start

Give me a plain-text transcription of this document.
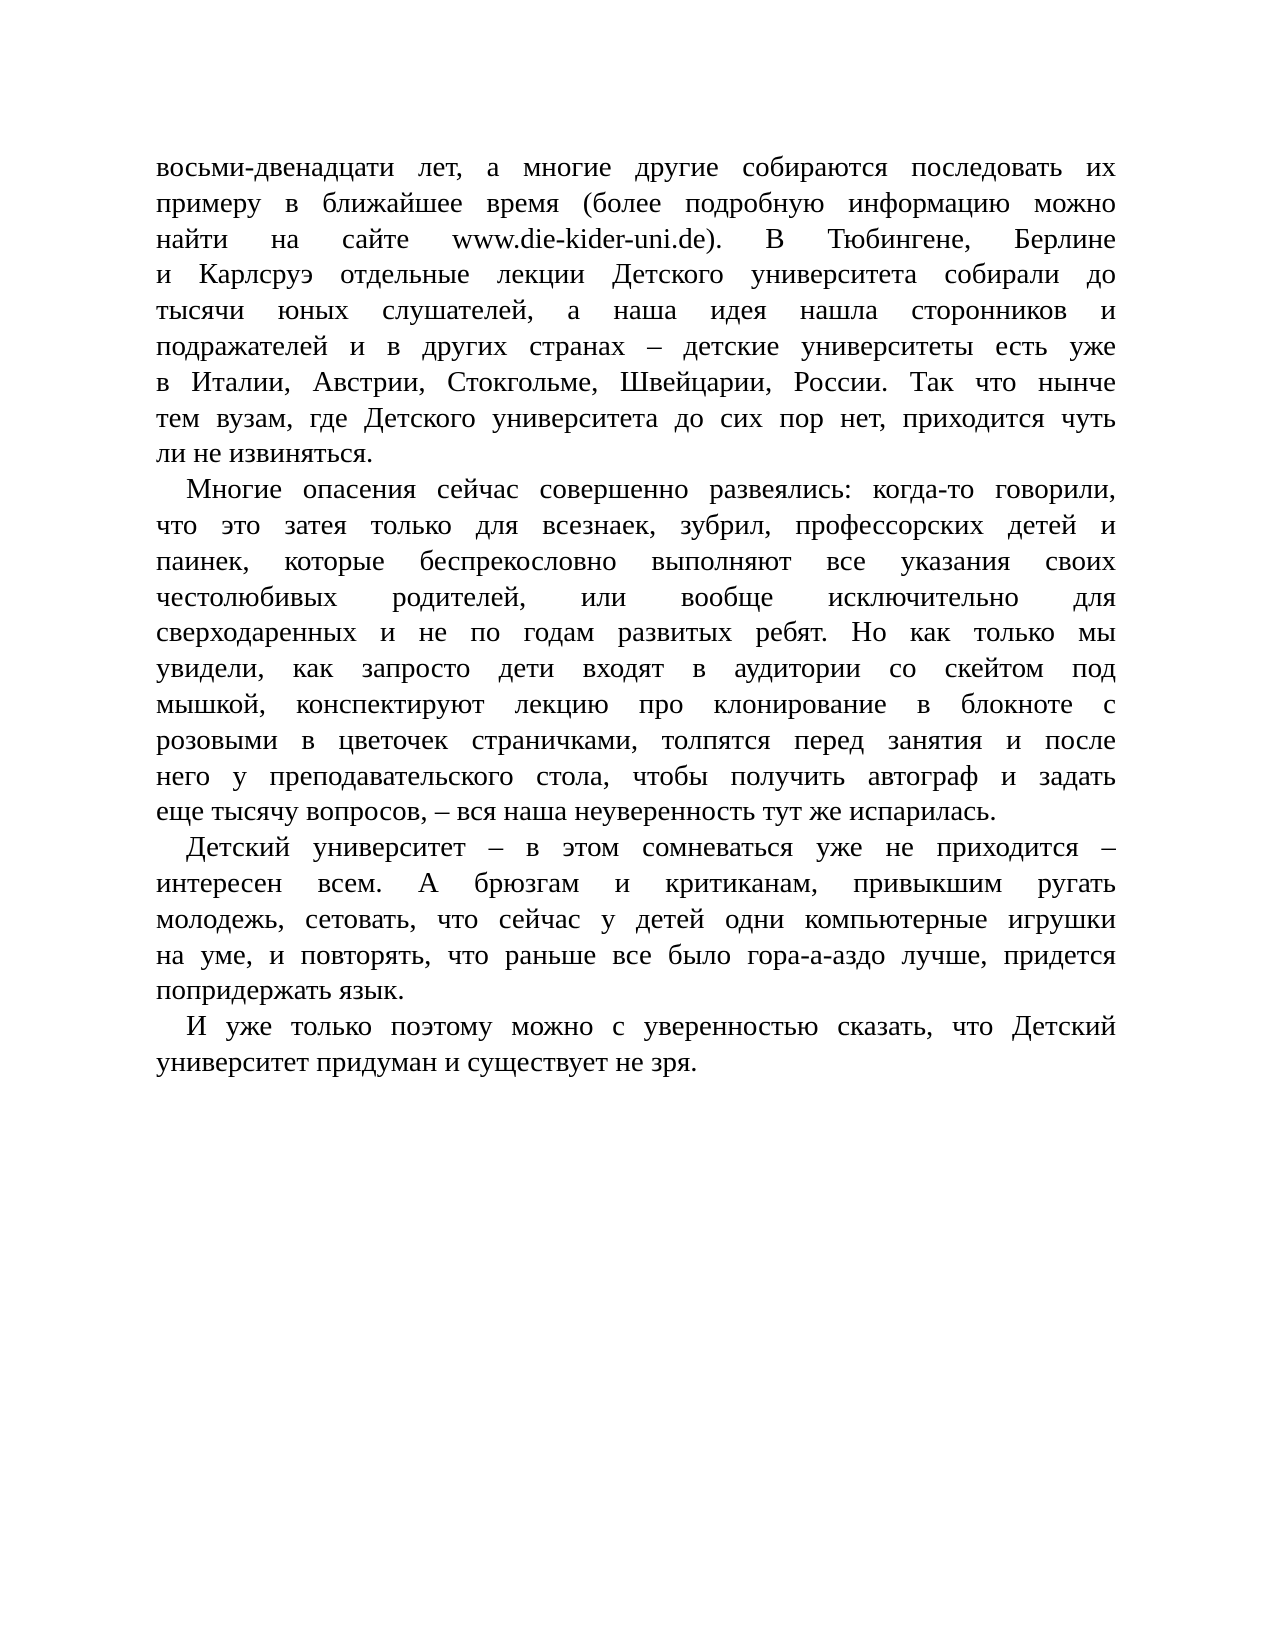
восьми-двенадцати лет, а многие другие собираются последовать их
примеру в ближайшее время (более подробную информацию можно
найти на сайте www.die-kider-uni.de). В Тюбингене, Берлине
и Карлсруэ отдельные лекции Детского университета собирали до
тысячи юных слушателей, а наша идея нашла сторонников и
подражателей и в других странах – детские университеты есть уже
в Италии, Австрии, Стокгольме, Швейцарии, России. Так что нынче
тем вузам, где Детского университета до сих пор нет, приходится чуть
ли не извиняться.
Многие опасения сейчас совершенно развеялись: когда-то говорили,
что это затея только для всезнаек, зубрил, профессорских детей и
паинек, которые беспрекословно выполняют все указания своих
честолюбивых родителей, или вообще исключительно для
сверходаренных и не по годам развитых ребят. Но как только мы
увидели, как запросто дети входят в аудитории со скейтом под
мышкой, конспектируют лекцию про клонирование в блокноте с
розовыми в цветочек страничками, толпятся перед занятия и после
него у преподавательского стола, чтобы получить автограф и задать
еще тысячу вопросов, – вся наша неуверенность тут же испарилась.
Детский университет – в этом сомневаться уже не приходится –
интересен всем. А брюзгам и критиканам, привыкшим ругать
молодежь, сетовать, что сейчас у детей одни компьютерные игрушки
на уме, и повторять, что раньше все было гора-а-аздо лучше, придется
попридержать язык.
И уже только поэтому можно с уверенностью сказать, что Детский
университет придуман и существует не зря.
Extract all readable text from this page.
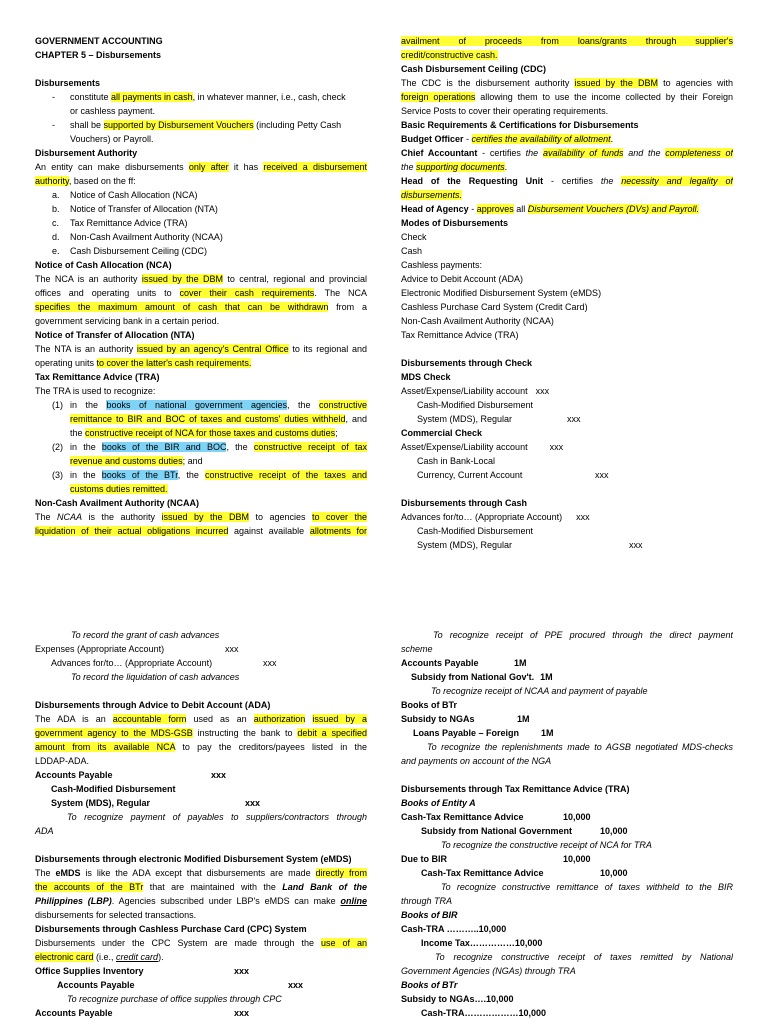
GOVERNMENT ACCOUNTING
CHAPTER 5 – Disbursements
Disbursements
- constitute all payments in cash, in whatever manner, i.e., cash, check
or cashless payment.
- shall be supported by Disbursement Vouchers (including Petty Cash
Vouchers) or Payroll.
Disbursement Authority
An entity can make disbursements only after it has received a disbursement
authority, based on the ff:
a. Notice of Cash Allocation (NCA)
b. Notice of Transfer of Allocation (NTA)
c. Tax Remittance Advice (TRA)
d. Non-Cash Availment Authority (NCAA)
e. Cash Disbursement Ceiling (CDC)
Notice of Cash Allocation (NCA)
The NCA is an authority issued by the DBM to central, regional and provincial
offices and operating units to cover their cash requirements. The NCA
specifies the maximum amount of cash that can be withdrawn from a
government servicing bank in a certain period.
Notice of Transfer of Allocation (NTA)
The NTA is an authority issued by an agency's Central Office to its regional and
operating units to cover the latter's cash requirements.
Tax Remittance Advice (TRA)
The TRA is used to recognize:
(1) in the books of national government agencies, the constructive
remittance to BIR and BOC of taxes and customs' duties withheld, and
the constructive receipt of NCA for those taxes and customs duties;
(2) in the books of the BIR and BOC, the constructive receipt of tax
revenue and customs duties; and
(3) in the books of the BTr, the constructive receipt of the taxes and
customs duties remitted.
Non-Cash Availment Authority (NCAA)
The NCAA is the authority issued by the DBM to agencies to cover the
liquidation of their actual obligations incurred against available allotments for
availment of proceeds from loans/grants through supplier's
credit/constructive cash.
Cash Disbursement Ceiling (CDC)
The CDC is the disbursement authority issued by the DBM to agencies with
foreign operations allowing them to use the income collected by their Foreign
Service Posts to cover their operating requirements.
Basic Requirements & Certifications for Disbursements
Budget Officer - certifies the availability of allotment.
Chief Accountant - certifies the availability of funds and the completeness of
the supporting documents.
Head of the Requesting Unit - certifies the necessity and legality of
disbursements.
Head of Agency - approves all Disbursement Vouchers (DVs) and Payroll.
Modes of Disbursements
Check
Cash
Cashless payments:
Advice to Debit Account (ADA)
Electronic Modified Disbursement System (eMDS)
Cashless Purchase Card System (Credit Card)
Non-Cash Availment Authority (NCAA)
Tax Remittance Advice (TRA)
Disbursements through Check
MDS Check
Asset/Expense/Liability account xxx
Cash-Modified Disbursement
System (MDS), Regular	xxx
Commercial Check
Asset/Expense/Liability account xxx
Cash in Bank-Local
Currency, Current Account	xxx
Disbursements through Cash
Advances for/to… (Appropriate Account) xxx
Cash-Modified Disbursement
System (MDS), Regular	xxx
To record the grant of cash advances
Expenses (Appropriate Account)	xxx
Advances for/to… (Appropriate Account)	xxx
To record the liquidation of cash advances
Disbursements through Advice to Debit Account (ADA)
The ADA is an accountable form used as an authorization issued by a
government agency to the MDS-GSB instructing the bank to debit a specified
amount from its available NCA to pay the creditors/payees listed in the
LDDAP-ADA.
Accounts Payable	xxx
Cash-Modified Disbursement
System (MDS), Regular	xxx
To recognize payment of payables to suppliers/contractors through
ADA
Disbursements through electronic Modified Disbursement System (eMDS)
The eMDS is like the ADA except that disbursements are made directly from
the accounts of the BTr that are maintained with the Land Bank of the
Philippines (LBP). Agencies subscribed under LBP's eMDS can make online
disbursements for selected transactions.
Disbursements through Cashless Purchase Card (CPC) System
Disbursements under the CPC System are made through the use of an
electronic card (i.e., credit card).
Office Supplies Inventory	xxx
Accounts Payable	xxx
To recognize purchase of office supplies through CPC
Accounts Payable	xxx
To recognize receipt of PPE procured through the direct payment
scheme
Accounts Payable	1M
Subsidy from National Gov't. 1M
To recognize receipt of NCAA and payment of payable
Books of BTr
Subsidy to NGAs	1M
Loans Payable – Foreign 1M
To recognize the replenishments made to AGSB negotiated MDS-checks
and payments on account of the NGA
Disbursements through Tax Remittance Advice (TRA)
Books of Entity A
Cash-Tax Remittance Advice	10,000
Subsidy from National Government	10,000
To recognize the constructive receipt of NCA for TRA
Due to BIR	10,000
Cash-Tax Remittance Advice	10,000
To recognize constructive remittance of taxes withheld to the BIR
through TRA
Books of BIR
Cash-TRA ………..10,000
Income Tax……………10,000
To recognize constructive receipt of taxes remitted by National
Government Agencies (NGAs) through TRA
Books of BTr
Subsidy to NGAs….10,000
Cash-TRA………………10,000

end

> _INSTRUCTION_:
Omit every image. Quote each record exactly.

> _SOLVED PROBLEM_:
Give me a plain-text transcription of this document.
восьми-двенадцати лет, а многие другие собираются последовать их
примеру в ближайшее время (более подробную информацию можно
найти на сайте www.die-kider-uni.de). В Тюбингене, Берлине
и Карлсруэ отдельные лекции Детского университета собирали до
тысячи юных слушателей, а наша идея нашла сторонников и
подражателей и в других странах – детские университеты есть уже
в Италии, Австрии, Стокгольме, Швейцарии, России. Так что нынче
тем вузам, где Детского университета до сих пор нет, приходится чуть
ли не извиняться.
Многие опасения сейчас совершенно развеялись: когда-то говорили,
что это затея только для всезнаек, зубрил, профессорских детей и
паинек, которые беспрекословно выполняют все указания своих
честолюбивых родителей, или вообще исключительно для
сверходаренных и не по годам развитых ребят. Но как только мы
увидели, как запросто дети входят в аудитории со скейтом под
мышкой, конспектируют лекцию про клонирование в блокноте с
розовыми в цветочек страничками, толпятся перед занятия и после
него у преподавательского стола, чтобы получить автограф и задать
еще тысячу вопросов, – вся наша неуверенность тут же испарилась.
Детский университет – в этом сомневаться уже не приходится –
интересен всем. А брюзгам и критиканам, привыкшим ругать
молодежь, сетовать, что сейчас у детей одни компьютерные игрушки
на уме, и повторять, что раньше все было гора-а-аздо лучше, придется
попридержать язык.
И уже только поэтому можно с уверенностью сказать, что Детский
университет придуман и существует не зря.
Extract all readable text from this page.
GOVERNMENT ACCOUNTING
CHAPTER 5 – Disbursements
Disbursements
- constitute all payments in cash, in whatever manner, i.e., cash, check
or cashless payment.
- shall be supported by Disbursement Vouchers (including Petty Cash
Vouchers) or Payroll.
Disbursement Authority
An entity can make disbursements only after it has received a disbursement
authority, based on the ff:
a. Notice of Cash Allocation (NCA)
b. Notice of Transfer of Allocation (NTA)
c. Tax Remittance Advice (TRA)
d. Non-Cash Availment Authority (NCAA)
e. Cash Disbursement Ceiling (CDC)
Notice of Cash Allocation (NCA)
The NCA is an authority issued by the DBM to central, regional and provincial
offices and operating units to cover their cash requirements. The NCA
specifies the maximum amount of cash that can be withdrawn from a
government servicing bank in a certain period.
Notice of Transfer of Allocation (NTA)
The NTA is an authority issued by an agency's Central Office to its regional and
operating units to cover the latter's cash requirements.
Tax Remittance Advice (TRA)
The TRA is used to recognize:
(1) in the books of national government agencies, the constructive
remittance to BIR and BOC of taxes and customs' duties withheld, and
the constructive receipt of NCA for those taxes and customs duties;
(2) in the books of the BIR and BOC, the constructive receipt of tax
revenue and customs duties; and
(3) in the books of the BTr, the constructive receipt of the taxes and
customs duties remitted.
Non-Cash Availment Authority (NCAA)
The NCAA is the authority issued by the DBM to agencies to cover the
liquidation of their actual obligations incurred against available allotments for
availment of proceeds from loans/grants through supplier's
credit/constructive cash.
Cash Disbursement Ceiling (CDC)
The CDC is the disbursement authority issued by the DBM to agencies with
foreign operations allowing them to use the income collected by their Foreign
Service Posts to cover their operating requirements.
Basic Requirements & Certifications for Disbursements
Budget Officer - certifies the availability of allotment.
Chief Accountant - certifies the availability of funds and the completeness of
the supporting documents.
Head of the Requesting Unit - certifies the necessity and legality of
disbursements.
Head of Agency - approves all Disbursement Vouchers (DVs) and Payroll.
Modes of Disbursements
Check
Cash
Cashless payments:
Advice to Debit Account (ADA)
Electronic Modified Disbursement System (eMDS)
Cashless Purchase Card System (Credit Card)
Non-Cash Availment Authority (NCAA)
Tax Remittance Advice (TRA)
Disbursements through Check
MDS Check
Asset/Expense/Liability account xxx
Cash-Modified Disbursement
System (MDS), Regular	xxx
Commercial Check
Asset/Expense/Liability account xxx
Cash in Bank-Local
Currency, Current Account	xxx
Disbursements through Cash
Advances for/to… (Appropriate Account) xxx
Cash-Modified Disbursement
System (MDS), Regular	xxx
To record the grant of cash advances
Expenses (Appropriate Account)	xxx
Advances for/to… (Appropriate Account)	xxx
To record the liquidation of cash advances
Disbursements through Advice to Debit Account (ADA)
The ADA is an accountable form used as an authorization issued by a
government agency to the MDS-GSB instructing the bank to debit a specified
amount from its available NCA to pay the creditors/payees listed in the
LDDAP-ADA.
Accounts Payable	xxx
Cash-Modified Disbursement
System (MDS), Regular	xxx
To recognize payment of payables to suppliers/contractors through
ADA
Disbursements through electronic Modified Disbursement System (eMDS)
The eMDS is like the ADA except that disbursements are made directly from
the accounts of the BTr that are maintained with the Land Bank of the
Philippines (LBP). Agencies subscribed under LBP's eMDS can make online
disbursements for selected transactions.
Disbursements through Cashless Purchase Card (CPC) System
Disbursements under the CPC System are made through the use of an
electronic card (i.e., credit card).
Office Supplies Inventory	xxx
Accounts Payable	xxx
To recognize purchase of office supplies through CPC
Accounts Payable	xxx
To recognize receipt of PPE procured through the direct payment
scheme
Accounts Payable	1M
Subsidy from National Gov't. 1M
To recognize receipt of NCAA and payment of payable
Books of BTr
Subsidy to NGAs	1M
Loans Payable – Foreign 1M
To recognize the replenishments made to AGSB negotiated MDS-checks
and payments on account of the NGA
Disbursements through Tax Remittance Advice (TRA)
Books of Entity A
Cash-Tax Remittance Advice	10,000
Subsidy from National Government	10,000
To recognize the constructive receipt of NCA for TRA
Due to BIR	10,000
Cash-Tax Remittance Advice	10,000
To recognize constructive remittance of taxes withheld to the BIR
through TRA
Books of BIR
Cash-TRA ………..10,000
Income Tax……………10,000
To recognize constructive receipt of taxes remitted by National
Government Agencies (NGAs) through TRA
Books of BTr
Subsidy to NGAs….10,000
Cash-TRA………………10,000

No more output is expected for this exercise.